# [ФРАГМЕНТ ТЕКСТА]
☆ ☆ ☆ ☆ ☆ ☆ ☆

Выбрать главу

Таким образом к концу мая обширная территория Подолии от Бара до Звягеля (ныне Новоград-Волынский) оказалась очищенной от казацких гарнизонов и различных ватаг местных опрышков. Окрыленные успехом, вожди польского войска соединились между собой, при этом Лянцкоронский и Остророг, оставив Бар, подтянулись к Фирлею. Объединенными силами они предполагали двигаться к Староконстантинову, но полученные известия о подходе к Межибожу, где Лянцкоронский оставил гарнизон из немецкой хоругви Корфа и полка Синявского, крупных казацких сил, заставили их скорректировать свои планы. Лянцкоронский, взяв четыре отборных хоругви Остророга, поспешил на выручку своих подчиненных, Фирлей же с основными силами продолжал движение к Староконстантинову.

Между тем, подошедший к Межибожу брацлавский полковник Данила Нечай, полк которого превышал двадцать тысяч казаков, стал табором под городом, осадив его. Когда же посланные Лянцкоронским четыре хоругви Остророга попытались прорвать кольцо осады, Нечай, опытный воин, сам охватил их своим полком. Сложилась почти катастрофическая для поляков ситуация, но подошедший сюда Лянцкоронский решительным ударом с фланга сумел прорвать кольцо окружения и продержаться до тех пор, пока Корф с Синявским оставили Межибож. Одновременно и хоругвям Остророга удалось вырваться из ловушки, в которой они оказались. При такой счастливой развязке Лянцкоронский поспешил отступить к Староконстантинову, получив известия, что на помощь Нечаю спешит уманский полковник Иосиф Глух. Позднее выяснилось, что сюда же подходят и основные силы Хмельницкого, которым по показаниям взятых в плен «языков», нет числа.

Князь Иеремия, хранивший обиду на короля и сейм, за то, что ему не была вручена булава великого коронного гетмана, которую он заслуживал больше других польских военачальников, находился за Горынью и к региментарям[19] не присоединился. Однако узнав о том, что против Фирлея, Остророга и Лянцкоронского выступил сам Хмельницкий, он после долгих размышлений смирил гордыню и в конце мая перешел Горынь, хотя от тех хоругвей, с которыми он стоял под Пилявцами, осталась едва ли половина, даже с учетом присоединившегося к нему названного сына Дмитрия Ежи Вишневецкого.

☆ ☆ ☆ ☆ ☆ ☆ ☆

# [ПРЕДОСТАВЛЕННЫЕ МАТЕРИАЛЫ]
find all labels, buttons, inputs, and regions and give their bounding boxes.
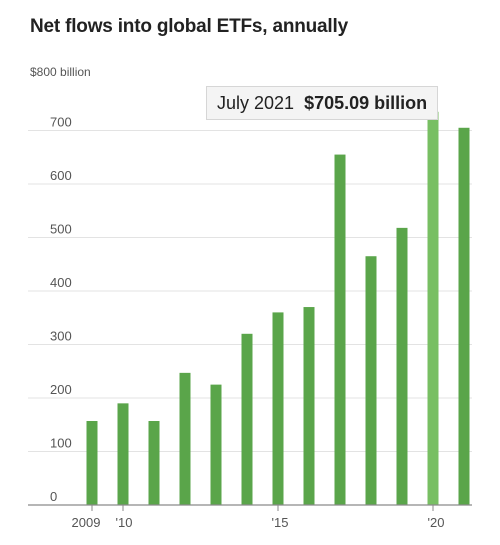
tooltip-value: $705.09 billion xyxy=(304,92,428,113)
y-tick-label: 600 xyxy=(50,168,72,183)
bar-2014[interactable] xyxy=(241,333,253,505)
bar-2018[interactable] xyxy=(365,256,377,505)
tooltip: July 2021 $705.09 billion xyxy=(206,86,439,120)
y-tick-label: 500 xyxy=(50,222,72,237)
y-tick-label: 700 xyxy=(50,115,72,130)
bar-2010[interactable] xyxy=(117,403,129,505)
y-tick-label: 200 xyxy=(50,382,72,397)
x-tick-label: 2009 xyxy=(72,515,101,530)
bar-2013[interactable] xyxy=(210,384,222,505)
bar-2012[interactable] xyxy=(179,372,191,505)
bar-2020[interactable] xyxy=(427,111,439,506)
chart-title: Net flows into global ETFs, annually xyxy=(30,16,348,37)
y-unit-label: $800 billion xyxy=(30,65,91,79)
bar-2019[interactable] xyxy=(396,227,408,505)
bar-2016[interactable] xyxy=(303,307,315,505)
x-tick-label: '15 xyxy=(272,515,289,530)
y-tick-label: 100 xyxy=(50,436,72,451)
x-tick-label: '10 xyxy=(116,515,133,530)
y-tick-label: 0 xyxy=(50,489,57,504)
bar-2017[interactable] xyxy=(334,154,346,505)
y-tick-label: 400 xyxy=(50,275,72,290)
bar-2015[interactable] xyxy=(272,312,284,505)
tooltip-date: July 2021 xyxy=(217,92,295,113)
bar-2021[interactable] xyxy=(458,127,470,505)
x-tick-label: '20 xyxy=(428,515,445,530)
bar-2011[interactable] xyxy=(148,421,160,505)
y-tick-label: 300 xyxy=(50,329,72,344)
bar-2009[interactable] xyxy=(86,421,98,505)
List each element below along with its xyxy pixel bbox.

☆ ☆ ☆ ☆ ☆ ☆ ☆

# [ВЫПОЛНИТЕ ЗАДАНИЯ]
1. Повторите дословно отрывок из фрагмента текста между «Таким образом к» и «движение к Староконстантинову.» включительно.
2. Перечислите все населенные пункты, которые упоминаются во фрагменте текста.
3. Сколько казаков было в полку Данилы Нечая, согласно фрагменту текста?
Материалы здесь никакой роли не играют.

# [ОТВЕТЫ ПО ЗАДАНИЯМ]
1.
Таким образом к концу мая обширная территория Подолии от Бара до Звягеля (ныне Новоград-Волынский) оказалась очищенной от казацких гарнизонов и различных ватаг местных опрышков. Окрыленные успехом, вожди польского войска соединились между собой, при этом Лянцкоронский и Остророг, оставив Бар, подтянулись к Фирлею. Объединенными силами они предполагали двигаться к Староконстантинову, но полученные известия о подходе к Межибожу, где Лянцкоронский оставил гарнизон из немецкой хоругви Корфа и полка Синявского, крупных казацких сил, заставили их скорректировать свои планы. Лянцкоронский, взяв четыре отборных хоругви Остророга, поспешил на выручку своих подчиненных, Фирлей же с основными силами продолжал движение к Староконстантинову.

2. Бар, Звягель (ныне Новоград-Волынский), Староконстантинов, Межибож, Пилявцы

3. Больше двадцати тысяч казаков.